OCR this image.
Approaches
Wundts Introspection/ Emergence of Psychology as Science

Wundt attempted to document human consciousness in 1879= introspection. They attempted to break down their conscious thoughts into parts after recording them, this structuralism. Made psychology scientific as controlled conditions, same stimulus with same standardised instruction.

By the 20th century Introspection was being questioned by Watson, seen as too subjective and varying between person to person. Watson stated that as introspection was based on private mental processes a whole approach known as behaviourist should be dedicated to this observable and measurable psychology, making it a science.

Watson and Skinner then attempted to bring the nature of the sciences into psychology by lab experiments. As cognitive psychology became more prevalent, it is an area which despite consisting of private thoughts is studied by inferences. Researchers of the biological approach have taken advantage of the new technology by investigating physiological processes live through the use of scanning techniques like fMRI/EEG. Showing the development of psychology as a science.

● **TASK DESCRIPTION**: Retype all of the entries precisely as they are.

● **EXPECTED OUTPUT**:
OCR this image.
Approaches
Wundts Introspection/ Emergence of Psychology as Science

Wundt attempted to document human consciousness in 1879= introspection. They attempted to break down their conscious thoughts into parts after recording them, this structuralism. Made psychology scientific as controlled conditions, same stimulus with same standardised instruction.

By the 20th century Introspection was being questioned by Watson, seen as too subjective and varying between person to person. Watson stated that as introspection was based on private mental processes a whole approach known as behaviourist should be dedicated to this observable and measurable psychology, making it a science.

Watson and Skinner then attempted to bring the nature of the sciences into psychology by lab experiments. As cognitive psychology became more prevalent, it is an area which despite consisting of private thoughts is studied by inferences. Researchers of the biological approach have taken advantage of the new technology by investigating physiological processes live through the use of scanning techniques like fMRI/EEG. Showing the development of psychology as a science.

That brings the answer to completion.